EXERCISE REQUIREMENTS: Copy out all of the material, matching it word for word.

══ ROWS ══

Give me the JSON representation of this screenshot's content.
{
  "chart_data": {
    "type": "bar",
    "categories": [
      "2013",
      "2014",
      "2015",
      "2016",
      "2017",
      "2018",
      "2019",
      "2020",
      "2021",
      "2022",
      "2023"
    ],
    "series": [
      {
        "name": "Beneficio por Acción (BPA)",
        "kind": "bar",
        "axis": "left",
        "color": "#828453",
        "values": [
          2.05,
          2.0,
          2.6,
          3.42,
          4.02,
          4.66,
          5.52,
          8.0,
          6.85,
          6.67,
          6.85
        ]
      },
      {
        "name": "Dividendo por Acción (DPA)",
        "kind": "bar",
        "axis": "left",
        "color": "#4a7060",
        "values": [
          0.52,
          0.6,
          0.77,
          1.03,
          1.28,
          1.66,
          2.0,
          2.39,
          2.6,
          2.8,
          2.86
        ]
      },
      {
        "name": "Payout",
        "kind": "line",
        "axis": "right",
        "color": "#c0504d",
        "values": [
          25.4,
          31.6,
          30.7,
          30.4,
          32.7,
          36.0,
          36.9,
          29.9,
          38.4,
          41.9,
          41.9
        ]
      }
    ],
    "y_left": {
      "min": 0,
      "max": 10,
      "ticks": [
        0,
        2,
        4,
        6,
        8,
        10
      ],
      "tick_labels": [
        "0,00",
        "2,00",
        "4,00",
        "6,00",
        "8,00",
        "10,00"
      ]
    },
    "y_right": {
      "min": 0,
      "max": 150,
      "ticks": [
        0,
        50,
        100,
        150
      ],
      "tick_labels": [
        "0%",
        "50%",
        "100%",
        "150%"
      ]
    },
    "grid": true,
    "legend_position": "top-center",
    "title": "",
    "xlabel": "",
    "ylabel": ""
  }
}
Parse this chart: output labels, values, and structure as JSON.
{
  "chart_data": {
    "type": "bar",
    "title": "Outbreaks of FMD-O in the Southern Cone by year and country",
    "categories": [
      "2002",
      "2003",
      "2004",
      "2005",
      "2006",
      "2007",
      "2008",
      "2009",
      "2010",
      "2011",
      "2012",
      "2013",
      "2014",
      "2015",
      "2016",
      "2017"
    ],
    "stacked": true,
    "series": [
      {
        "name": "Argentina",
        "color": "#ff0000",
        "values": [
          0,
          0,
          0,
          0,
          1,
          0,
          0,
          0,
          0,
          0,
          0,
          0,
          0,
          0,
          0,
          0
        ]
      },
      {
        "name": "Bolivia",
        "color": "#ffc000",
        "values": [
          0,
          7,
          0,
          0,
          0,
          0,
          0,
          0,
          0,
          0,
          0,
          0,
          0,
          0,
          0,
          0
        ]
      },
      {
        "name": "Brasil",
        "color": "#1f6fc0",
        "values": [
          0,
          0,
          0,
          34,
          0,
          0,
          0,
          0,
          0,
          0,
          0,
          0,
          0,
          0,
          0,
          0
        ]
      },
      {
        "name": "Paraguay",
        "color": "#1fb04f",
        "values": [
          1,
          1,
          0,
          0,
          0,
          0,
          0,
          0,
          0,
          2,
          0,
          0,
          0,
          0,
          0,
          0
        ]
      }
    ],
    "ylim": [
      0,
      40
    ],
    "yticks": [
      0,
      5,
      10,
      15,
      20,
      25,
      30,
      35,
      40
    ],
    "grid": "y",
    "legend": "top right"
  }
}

═══

ANSWER:
Give me the JSON representation of this screenshot's content.
{
  "chart_data": {
    "type": "bar",
    "categories": [
      "2013",
      "2014",
      "2015",
      "2016",
      "2017",
      "2018",
      "2019",
      "2020",
      "2021",
      "2022",
      "2023"
    ],
    "series": [
      {
        "name": "Beneficio por Acción (BPA)",
        "kind": "bar",
        "axis": "left",
        "color": "#828453",
        "values": [
          2.05,
          2.0,
          2.6,
          3.42,
          4.02,
          4.66,
          5.52,
          8.0,
          6.85,
          6.67,
          6.85
        ]
      },
      {
        "name": "Dividendo por Acción (DPA)",
        "kind": "bar",
        "axis": "left",
        "color": "#4a7060",
        "values": [
          0.52,
          0.6,
          0.77,
          1.03,
          1.28,
          1.66,
          2.0,
          2.39,
          2.6,
          2.8,
          2.86
        ]
      },
      {
        "name": "Payout",
        "kind": "line",
        "axis": "right",
        "color": "#c0504d",
        "values": [
          25.4,
          31.6,
          30.7,
          30.4,
          32.7,
          36.0,
          36.9,
          29.9,
          38.4,
          41.9,
          41.9
        ]
      }
    ],
    "y_left": {
      "min": 0,
      "max": 10,
      "ticks": [
        0,
        2,
        4,
        6,
        8,
        10
      ],
      "tick_labels": [
        "0,00",
        "2,00",
        "4,00",
        "6,00",
        "8,00",
        "10,00"
      ]
    },
    "y_right": {
      "min": 0,
      "max": 150,
      "ticks": [
        0,
        50,
        100,
        150
      ],
      "tick_labels": [
        "0%",
        "50%",
        "100%",
        "150%"
      ]
    },
    "grid": true,
    "legend_position": "top-center",
    "title": "",
    "xlabel": "",
    "ylabel": ""
  }
}
Parse this chart: output labels, values, and structure as JSON.
{
  "chart_data": {
    "type": "bar",
    "title": "Outbreaks of FMD-O in the Southern Cone by year and country",
    "categories": [
      "2002",
      "2003",
      "2004",
      "2005",
      "2006",
      "2007",
      "2008",
      "2009",
      "2010",
      "2011",
      "2012",
      "2013",
      "2014",
      "2015",
      "2016",
      "2017"
    ],
    "stacked": true,
    "series": [
      {
        "name": "Argentina",
        "color": "#ff0000",
        "values": [
          0,
          0,
          0,
          0,
          1,
          0,
          0,
          0,
          0,
          0,
          0,
          0,
          0,
          0,
          0,
          0
        ]
      },
      {
        "name": "Bolivia",
        "color": "#ffc000",
        "values": [
          0,
          7,
          0,
          0,
          0,
          0,
          0,
          0,
          0,
          0,
          0,
          0,
          0,
          0,
          0,
          0
        ]
      },
      {
        "name": "Brasil",
        "color": "#1f6fc0",
        "values": [
          0,
          0,
          0,
          34,
          0,
          0,
          0,
          0,
          0,
          0,
          0,
          0,
          0,
          0,
          0,
          0
        ]
      },
      {
        "name": "Paraguay",
        "color": "#1fb04f",
        "values": [
          1,
          1,
          0,
          0,
          0,
          0,
          0,
          0,
          0,
          2,
          0,
          0,
          0,
          0,
          0,
          0
        ]
      }
    ],
    "ylim": [
      0,
      40
    ],
    "yticks": [
      0,
      5,
      10,
      15,
      20,
      25,
      30,
      35,
      40
    ],
    "grid": "y",
    "legend": "top right"
  }
}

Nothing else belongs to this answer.